***** RAW DATA *****
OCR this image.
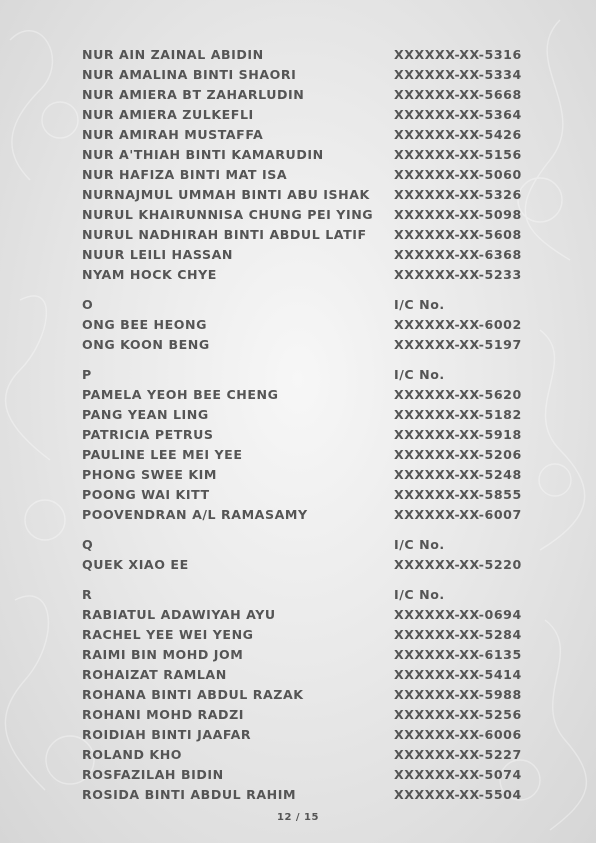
NUR AIN ZAINAL ABIDIN	XXXXXX-XX-5316
NUR AMALINA BINTI SHAORI	XXXXXX-XX-5334
NUR AMIERA BT ZAHARLUDIN	XXXXXX-XX-5668
NUR AMIERA ZULKEFLI	XXXXXX-XX-5364
NUR AMIRAH MUSTAFFA	XXXXXX-XX-5426
NUR A'THIAH BINTI KAMARUDIN	XXXXXX-XX-5156
NUR HAFIZA BINTI MAT ISA	XXXXXX-XX-5060
NURNAJMUL UMMAH BINTI ABU ISHAK XXXXXX-XX-5326
NURUL KHAIRUNNISA CHUNG PEI YING XXXXXX-XX-5098
NURUL NADHIRAH BINTI ABDUL LATIF XXXXXX-XX-5608
NUUR LEILI HASSAN	XXXXXX-XX-6368
NYAM HOCK CHYE	XXXXXX-XX-5233
O	I/C No.
ONG BEE HEONG	XXXXXX-XX-6002
ONG KOON BENG	XXXXXX-XX-5197
P	I/C No.
PAMELA YEOH BEE CHENG	XXXXXX-XX-5620
PANG YEAN LING	XXXXXX-XX-5182
PATRICIA PETRUS	XXXXXX-XX-5918
PAULINE LEE MEI YEE	XXXXXX-XX-5206
PHONG SWEE KIM	XXXXXX-XX-5248
POONG WAI KITT	XXXXXX-XX-5855
POOVENDRAN A/L RAMASAMY	XXXXXX-XX-6007
Q	I/C No.
QUEK XIAO EE	XXXXXX-XX-5220
R	I/C No.
RABIATUL ADAWIYAH AYU	XXXXXX-XX-0694
RACHEL YEE WEI YENG	XXXXXX-XX-5284
RAIMI BIN MOHD JOM	XXXXXX-XX-6135
ROHAIZAT RAMLAN	XXXXXX-XX-5414
ROHANA BINTI ABDUL RAZAK	XXXXXX-XX-5988
ROHANI MOHD RADZI	XXXXXX-XX-5256
ROIDIAH BINTI JAAFAR	XXXXXX-XX-6006
ROLAND KHO	XXXXXX-XX-5227
ROSFAZILAH BIDIN	XXXXXX-XX-5074
ROSIDA BINTI ABDUL RAHIM	XXXXXX-XX-5504
12 / 15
*****
### CHALLENGE
Make a word-for-word copy of the entries, without any pictures.

### ANSWER IN FULL
OCR this image.
NUR AIN ZAINAL ABIDIN	XXXXXX-XX-5316
NUR AMALINA BINTI SHAORI	XXXXXX-XX-5334
NUR AMIERA BT ZAHARLUDIN	XXXXXX-XX-5668
NUR AMIERA ZULKEFLI	XXXXXX-XX-5364
NUR AMIRAH MUSTAFFA	XXXXXX-XX-5426
NUR A'THIAH BINTI KAMARUDIN	XXXXXX-XX-5156
NUR HAFIZA BINTI MAT ISA	XXXXXX-XX-5060
NURNAJMUL UMMAH BINTI ABU ISHAK XXXXXX-XX-5326
NURUL KHAIRUNNISA CHUNG PEI YING XXXXXX-XX-5098
NURUL NADHIRAH BINTI ABDUL LATIF XXXXXX-XX-5608
NUUR LEILI HASSAN	XXXXXX-XX-6368
NYAM HOCK CHYE	XXXXXX-XX-5233
O	I/C No.
ONG BEE HEONG	XXXXXX-XX-6002
ONG KOON BENG	XXXXXX-XX-5197
P	I/C No.
PAMELA YEOH BEE CHENG	XXXXXX-XX-5620
PANG YEAN LING	XXXXXX-XX-5182
PATRICIA PETRUS	XXXXXX-XX-5918
PAULINE LEE MEI YEE	XXXXXX-XX-5206
PHONG SWEE KIM	XXXXXX-XX-5248
POONG WAI KITT	XXXXXX-XX-5855
POOVENDRAN A/L RAMASAMY	XXXXXX-XX-6007
Q	I/C No.
QUEK XIAO EE	XXXXXX-XX-5220
R	I/C No.
RABIATUL ADAWIYAH AYU	XXXXXX-XX-0694
RACHEL YEE WEI YENG	XXXXXX-XX-5284
RAIMI BIN MOHD JOM	XXXXXX-XX-6135
ROHAIZAT RAMLAN	XXXXXX-XX-5414
ROHANA BINTI ABDUL RAZAK	XXXXXX-XX-5988
ROHANI MOHD RADZI	XXXXXX-XX-5256
ROIDIAH BINTI JAAFAR	XXXXXX-XX-6006
ROLAND KHO	XXXXXX-XX-5227
ROSFAZILAH BIDIN	XXXXXX-XX-5074
ROSIDA BINTI ABDUL RAHIM	XXXXXX-XX-5504
12 / 15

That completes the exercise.